[What the task asks]
Please transcribe the data below exactly. Leave the pictures out.

Supplied entries start

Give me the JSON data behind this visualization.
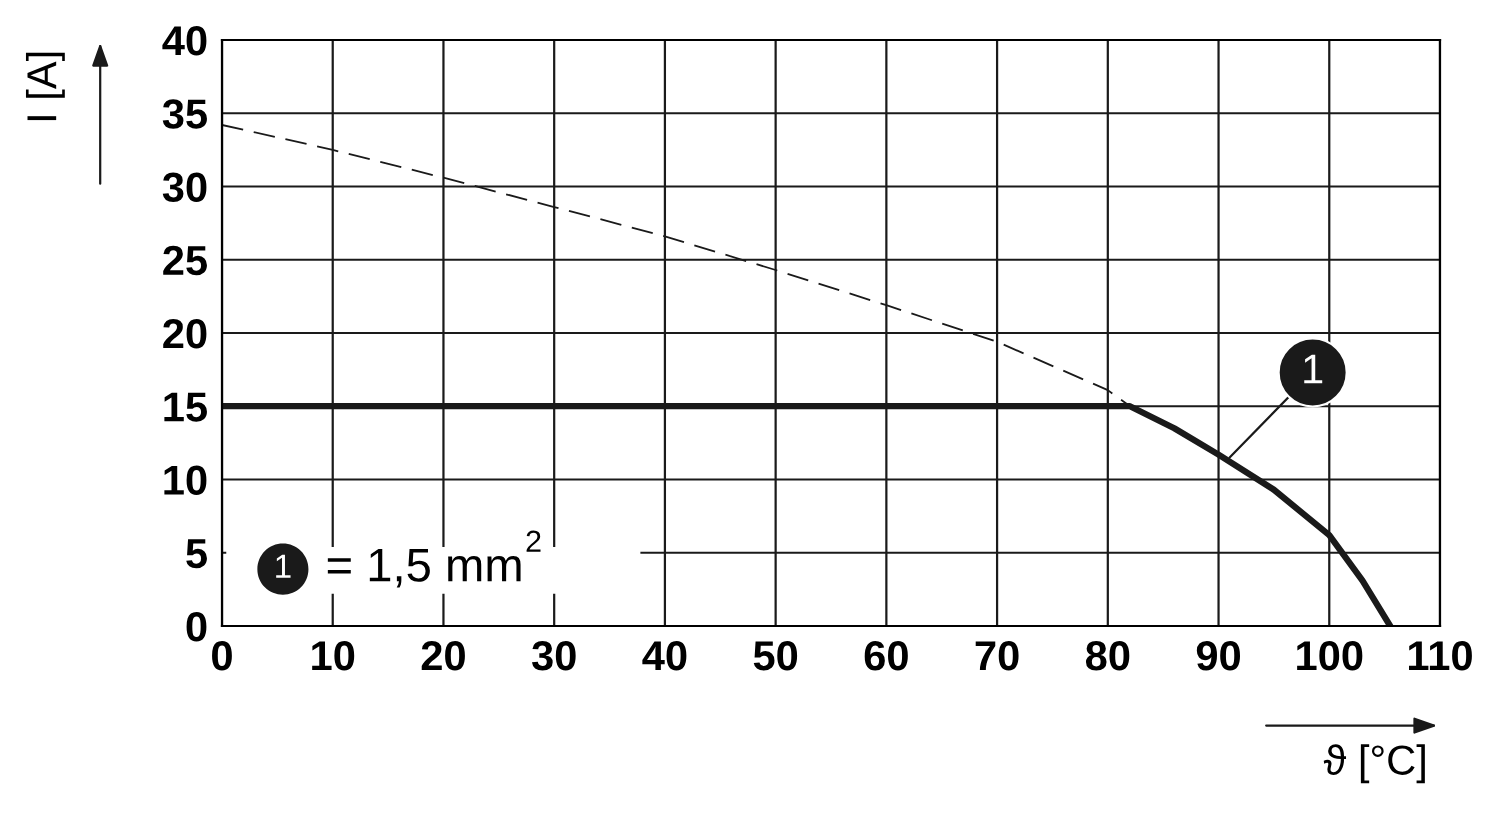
{
  "chart_data": {
    "type": "line",
    "xlabel": "ϑ [°C]",
    "ylabel": "I [A]",
    "xlim": [
      0,
      110
    ],
    "xticks": [
      0,
      10,
      20,
      30,
      40,
      50,
      60,
      70,
      80,
      90,
      100,
      110
    ],
    "ylim": [
      0,
      40
    ],
    "yticks": [
      0,
      5,
      10,
      15,
      20,
      25,
      30,
      35,
      40
    ],
    "grid": true,
    "marker": "none",
    "series": [
      {
        "color": "#1a1a1a",
        "line_style": "dashed",
        "x": [
          0,
          10,
          20,
          30,
          40,
          50,
          60,
          70,
          80,
          82
        ],
        "values": [
          34.2,
          32.5,
          30.6,
          28.6,
          26.6,
          24.3,
          21.9,
          19.4,
          16.1,
          15
        ]
      },
      {
        "color": "#1a1a1a",
        "line_style": "solid",
        "x": [
          0,
          82,
          86,
          90,
          95,
          100,
          103,
          105.5
        ],
        "values": [
          15,
          15,
          13.5,
          11.7,
          9.3,
          6.2,
          3.1,
          0
        ]
      }
    ],
    "annotations": [
      {
        "text": "1",
        "x": 91,
        "y": 11.5
      },
      "1 = 1,5 mm$^{2}$"
    ]
  }
}
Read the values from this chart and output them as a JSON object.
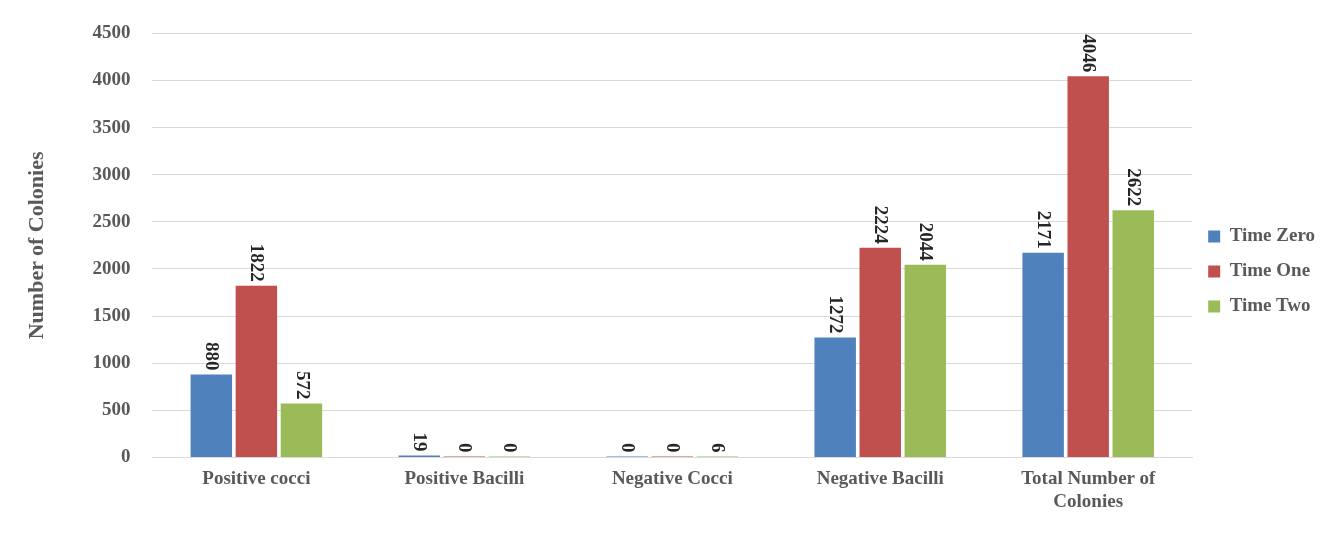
{
  "chart_data": {
    "type": "bar",
    "ylabel": "Number of Colonies",
    "categories": [
      "Positive cocci",
      "Positive Bacilli",
      "Negative Cocci",
      "Negative Bacilli",
      "Total Number of Colonies"
    ],
    "series": [
      {
        "name": "Time Zero",
        "color": "#4f81bd",
        "values": [
          880,
          19,
          0,
          1272,
          2171
        ]
      },
      {
        "name": "Time One",
        "color": "#c0504d",
        "values": [
          1822,
          0,
          0,
          2224,
          4046
        ]
      },
      {
        "name": "Time Two",
        "color": "#9bbb59",
        "values": [
          572,
          0,
          6,
          2044,
          2622
        ]
      }
    ],
    "ylim": [
      0,
      4500
    ],
    "yticks": [
      0,
      500,
      1000,
      1500,
      2000,
      2500,
      3000,
      3500,
      4000,
      4500
    ],
    "grid": "y",
    "legend": "right",
    "data_labels": true
  }
}
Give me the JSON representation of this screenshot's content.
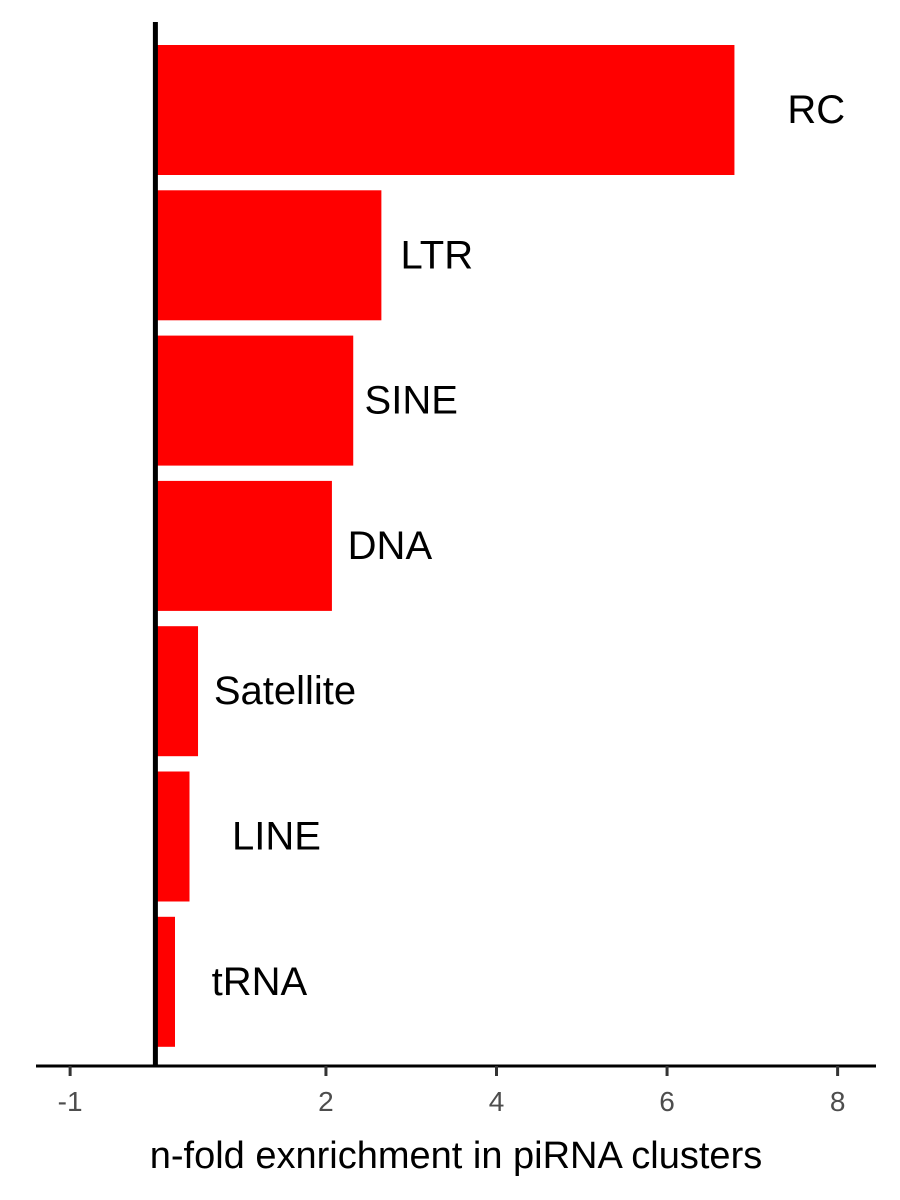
{
  "chart_data": {
    "type": "bar",
    "orientation": "horizontal",
    "categories": [
      "RC",
      "LTR",
      "SINE",
      "DNA",
      "Satellite",
      "LINE",
      "tRNA"
    ],
    "values": [
      6.79,
      2.65,
      2.32,
      2.07,
      0.5,
      0.4,
      0.23
    ],
    "label_positions": [
      7.75,
      3.3,
      3.0,
      2.75,
      1.52,
      1.42,
      1.22
    ],
    "title": "",
    "xlabel": "n-fold exnrichment in piRNA clusters",
    "ylabel": "",
    "xlim": [
      -1.4,
      8.45
    ],
    "xticks": [
      -1,
      2,
      4,
      6,
      8
    ],
    "xtick_labels": [
      "-1",
      "2",
      "4",
      "6",
      "8"
    ],
    "reference_line": 0,
    "grid": false,
    "legend": "none",
    "colors": {
      "bar": "#ff0000",
      "axis": "#000000",
      "tick_text": "#4d4d4d"
    }
  }
}
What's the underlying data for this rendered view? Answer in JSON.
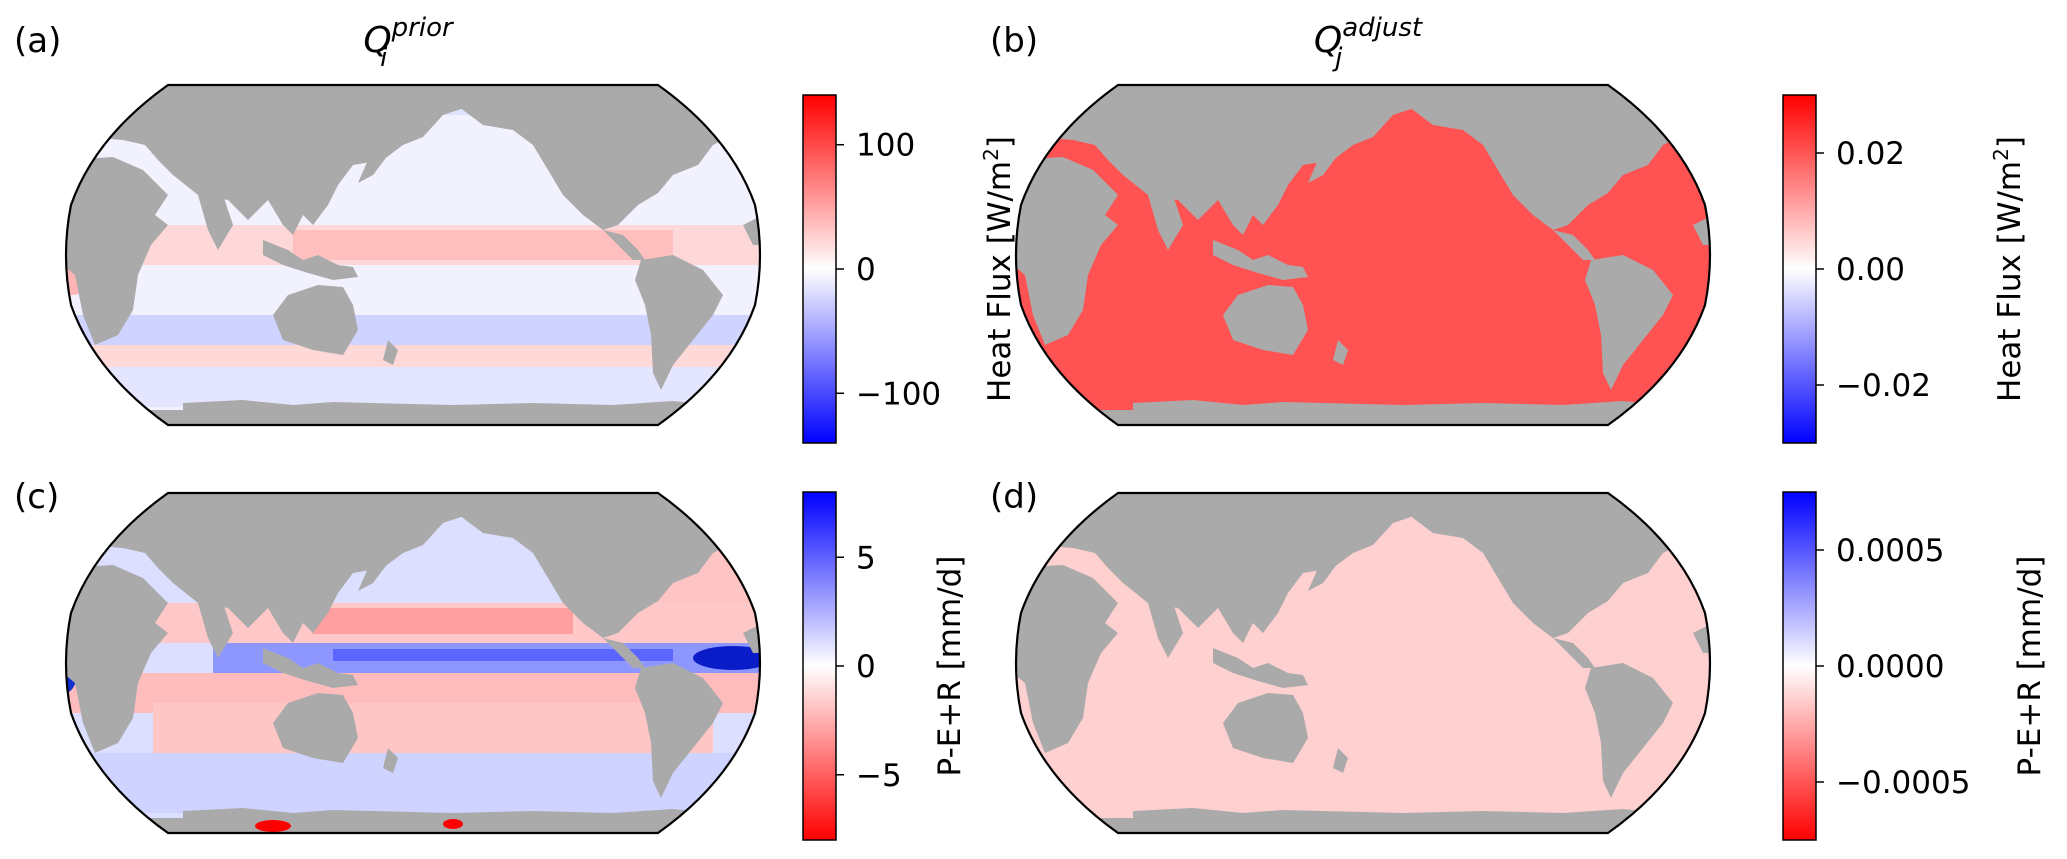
{
  "panels": [
    {
      "label": "(a)",
      "title_base": "Q",
      "title_sub": "i",
      "title_sup": "prior",
      "colorbar": {
        "label": "Heat Flux [W/m",
        "label_sup": "2",
        "label_end": "]",
        "ticks": [
          "100",
          "0",
          "−100"
        ],
        "colormap": "bwr",
        "range": [
          -140,
          140
        ]
      }
    },
    {
      "label": "(b)",
      "title_base": "Q",
      "title_sub": "j",
      "title_sup": "adjust",
      "colorbar": {
        "label": "Heat Flux [W/m",
        "label_sup": "2",
        "label_end": "]",
        "ticks": [
          "0.02",
          "0.00",
          "−0.02"
        ],
        "colormap": "bwr",
        "range": [
          -0.03,
          0.03
        ]
      }
    },
    {
      "label": "(c)",
      "title_base": "",
      "title_sub": "",
      "title_sup": "",
      "colorbar": {
        "label": "P-E+R [mm/d]",
        "label_sup": "",
        "label_end": "",
        "ticks": [
          "5",
          "0",
          "−5"
        ],
        "colormap": "bwr_r",
        "range": [
          -8,
          8
        ]
      }
    },
    {
      "label": "(d)",
      "title_base": "",
      "title_sub": "",
      "title_sup": "",
      "colorbar": {
        "label": "P-E+R [mm/d]",
        "label_sup": "",
        "label_end": "",
        "ticks": [
          "0.0005",
          "0.0000",
          "−0.0005"
        ],
        "colormap": "bwr_r",
        "range": [
          -0.00075,
          0.00075
        ]
      }
    }
  ],
  "colors": {
    "land": "#aaaaaa",
    "ocean_b": "#ff5252",
    "ocean_d": "#ffd0d0",
    "red": "#ff0000",
    "blue": "#0000ff"
  }
}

Supplied entries end

[Solution to the exercise]
Give me the JSON data behind this visualization.
{
  "chart_data": {
    "type": "line",
    "xlabel": "ϑ [°C]",
    "ylabel": "I [A]",
    "xlim": [
      0,
      110
    ],
    "xticks": [
      0,
      10,
      20,
      30,
      40,
      50,
      60,
      70,
      80,
      90,
      100,
      110
    ],
    "ylim": [
      0,
      40
    ],
    "yticks": [
      0,
      5,
      10,
      15,
      20,
      25,
      30,
      35,
      40
    ],
    "grid": true,
    "marker": "none",
    "series": [
      {
        "color": "#1a1a1a",
        "line_style": "dashed",
        "x": [
          0,
          10,
          20,
          30,
          40,
          50,
          60,
          70,
          80,
          82
        ],
        "values": [
          34.2,
          32.5,
          30.6,
          28.6,
          26.6,
          24.3,
          21.9,
          19.4,
          16.1,
          15
        ]
      },
      {
        "color": "#1a1a1a",
        "line_style": "solid",
        "x": [
          0,
          82,
          86,
          90,
          95,
          100,
          103,
          105.5
        ],
        "values": [
          15,
          15,
          13.5,
          11.7,
          9.3,
          6.2,
          3.1,
          0
        ]
      }
    ],
    "annotations": [
      {
        "text": "1",
        "x": 91,
        "y": 11.5
      },
      "1 = 1,5 mm$^{2}$"
    ]
  }
}
Read the values from this chart and output them as a JSON object.
{
  "chart_data": {
    "type": "bar",
    "ylabel": "Number of Colonies",
    "categories": [
      "Positive cocci",
      "Positive Bacilli",
      "Negative Cocci",
      "Negative Bacilli",
      "Total Number of Colonies"
    ],
    "series": [
      {
        "name": "Time Zero",
        "color": "#4f81bd",
        "values": [
          880,
          19,
          0,
          1272,
          2171
        ]
      },
      {
        "name": "Time One",
        "color": "#c0504d",
        "values": [
          1822,
          0,
          0,
          2224,
          4046
        ]
      },
      {
        "name": "Time Two",
        "color": "#9bbb59",
        "values": [
          572,
          0,
          6,
          2044,
          2622
        ]
      }
    ],
    "ylim": [
      0,
      4500
    ],
    "yticks": [
      0,
      500,
      1000,
      1500,
      2000,
      2500,
      3000,
      3500,
      4000,
      4500
    ],
    "grid": "y",
    "legend": "right",
    "data_labels": true
  }
}
Give me the JSON representation of this screenshot's content.
{
  "chart_data": {
    "type": "bar",
    "orientation": "horizontal",
    "categories": [
      "RC",
      "LTR",
      "SINE",
      "DNA",
      "Satellite",
      "LINE",
      "tRNA"
    ],
    "values": [
      6.79,
      2.65,
      2.32,
      2.07,
      0.5,
      0.4,
      0.23
    ],
    "label_positions": [
      7.75,
      3.3,
      3.0,
      2.75,
      1.52,
      1.42,
      1.22
    ],
    "title": "",
    "xlabel": "n-fold exnrichment in piRNA clusters",
    "ylabel": "",
    "xlim": [
      -1.4,
      8.45
    ],
    "xticks": [
      -1,
      2,
      4,
      6,
      8
    ],
    "xtick_labels": [
      "-1",
      "2",
      "4",
      "6",
      "8"
    ],
    "reference_line": 0,
    "grid": false,
    "legend": "none",
    "colors": {
      "bar": "#ff0000",
      "axis": "#000000",
      "tick_text": "#4d4d4d"
    }
  }
}
What's the underlying data for this rendered view? Answer in JSON.
{
  "panels": [
    {
      "label": "(a)",
      "title_base": "Q",
      "title_sub": "i",
      "title_sup": "prior",
      "colorbar": {
        "label": "Heat Flux [W/m",
        "label_sup": "2",
        "label_end": "]",
        "ticks": [
          "100",
          "0",
          "−100"
        ],
        "colormap": "bwr",
        "range": [
          -140,
          140
        ]
      }
    },
    {
      "label": "(b)",
      "title_base": "Q",
      "title_sub": "j",
      "title_sup": "adjust",
      "colorbar": {
        "label": "Heat Flux [W/m",
        "label_sup": "2",
        "label_end": "]",
        "ticks": [
          "0.02",
          "0.00",
          "−0.02"
        ],
        "colormap": "bwr",
        "range": [
          -0.03,
          0.03
        ]
      }
    },
    {
      "label": "(c)",
      "title_base": "",
      "title_sub": "",
      "title_sup": "",
      "colorbar": {
        "label": "P-E+R [mm/d]",
        "label_sup": "",
        "label_end": "",
        "ticks": [
          "5",
          "0",
          "−5"
        ],
        "colormap": "bwr_r",
        "range": [
          -8,
          8
        ]
      }
    },
    {
      "label": "(d)",
      "title_base": "",
      "title_sub": "",
      "title_sup": "",
      "colorbar": {
        "label": "P-E+R [mm/d]",
        "label_sup": "",
        "label_end": "",
        "ticks": [
          "0.0005",
          "0.0000",
          "−0.0005"
        ],
        "colormap": "bwr_r",
        "range": [
          -0.00075,
          0.00075
        ]
      }
    }
  ],
  "colors": {
    "land": "#aaaaaa",
    "ocean_b": "#ff5252",
    "ocean_d": "#ffd0d0",
    "red": "#ff0000",
    "blue": "#0000ff"
  }
}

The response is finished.